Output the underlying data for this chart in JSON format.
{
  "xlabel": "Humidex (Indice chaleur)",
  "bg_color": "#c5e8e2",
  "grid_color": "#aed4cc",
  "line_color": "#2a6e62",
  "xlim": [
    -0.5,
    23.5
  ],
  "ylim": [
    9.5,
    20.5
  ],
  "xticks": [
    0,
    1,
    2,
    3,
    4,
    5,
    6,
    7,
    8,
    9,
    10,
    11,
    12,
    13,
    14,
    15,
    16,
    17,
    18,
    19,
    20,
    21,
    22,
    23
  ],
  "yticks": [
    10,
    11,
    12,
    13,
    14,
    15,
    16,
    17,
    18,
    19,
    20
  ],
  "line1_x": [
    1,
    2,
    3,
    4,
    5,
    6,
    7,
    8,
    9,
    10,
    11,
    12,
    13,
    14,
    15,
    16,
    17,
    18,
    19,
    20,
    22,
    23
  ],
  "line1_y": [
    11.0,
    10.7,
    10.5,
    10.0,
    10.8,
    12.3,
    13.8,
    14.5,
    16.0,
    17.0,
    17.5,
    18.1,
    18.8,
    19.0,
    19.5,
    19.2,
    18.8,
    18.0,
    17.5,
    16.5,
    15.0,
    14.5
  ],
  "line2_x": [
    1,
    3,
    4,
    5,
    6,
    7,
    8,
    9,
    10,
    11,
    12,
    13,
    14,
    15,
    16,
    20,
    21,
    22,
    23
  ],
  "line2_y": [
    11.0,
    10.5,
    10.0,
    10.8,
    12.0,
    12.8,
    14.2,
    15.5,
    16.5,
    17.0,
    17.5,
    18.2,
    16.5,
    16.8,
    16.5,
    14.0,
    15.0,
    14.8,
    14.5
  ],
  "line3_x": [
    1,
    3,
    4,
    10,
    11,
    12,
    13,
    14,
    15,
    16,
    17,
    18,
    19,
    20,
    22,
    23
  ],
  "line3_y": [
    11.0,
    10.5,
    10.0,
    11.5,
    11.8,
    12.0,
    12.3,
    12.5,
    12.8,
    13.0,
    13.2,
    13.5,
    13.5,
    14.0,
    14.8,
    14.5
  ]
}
# # # # #
■ Exercise details: Output the lines above verbatim and in full.

■ Answer to the problem:
Output the underlying data for this chart in JSON format.
{
  "xlabel": "Humidex (Indice chaleur)",
  "bg_color": "#c5e8e2",
  "grid_color": "#aed4cc",
  "line_color": "#2a6e62",
  "xlim": [
    -0.5,
    23.5
  ],
  "ylim": [
    9.5,
    20.5
  ],
  "xticks": [
    0,
    1,
    2,
    3,
    4,
    5,
    6,
    7,
    8,
    9,
    10,
    11,
    12,
    13,
    14,
    15,
    16,
    17,
    18,
    19,
    20,
    21,
    22,
    23
  ],
  "yticks": [
    10,
    11,
    12,
    13,
    14,
    15,
    16,
    17,
    18,
    19,
    20
  ],
  "line1_x": [
    1,
    2,
    3,
    4,
    5,
    6,
    7,
    8,
    9,
    10,
    11,
    12,
    13,
    14,
    15,
    16,
    17,
    18,
    19,
    20,
    22,
    23
  ],
  "line1_y": [
    11.0,
    10.7,
    10.5,
    10.0,
    10.8,
    12.3,
    13.8,
    14.5,
    16.0,
    17.0,
    17.5,
    18.1,
    18.8,
    19.0,
    19.5,
    19.2,
    18.8,
    18.0,
    17.5,
    16.5,
    15.0,
    14.5
  ],
  "line2_x": [
    1,
    3,
    4,
    5,
    6,
    7,
    8,
    9,
    10,
    11,
    12,
    13,
    14,
    15,
    16,
    20,
    21,
    22,
    23
  ],
  "line2_y": [
    11.0,
    10.5,
    10.0,
    10.8,
    12.0,
    12.8,
    14.2,
    15.5,
    16.5,
    17.0,
    17.5,
    18.2,
    16.5,
    16.8,
    16.5,
    14.0,
    15.0,
    14.8,
    14.5
  ],
  "line3_x": [
    1,
    3,
    4,
    10,
    11,
    12,
    13,
    14,
    15,
    16,
    17,
    18,
    19,
    20,
    22,
    23
  ],
  "line3_y": [
    11.0,
    10.5,
    10.0,
    11.5,
    11.8,
    12.0,
    12.3,
    12.5,
    12.8,
    13.0,
    13.2,
    13.5,
    13.5,
    14.0,
    14.8,
    14.5
  ]
}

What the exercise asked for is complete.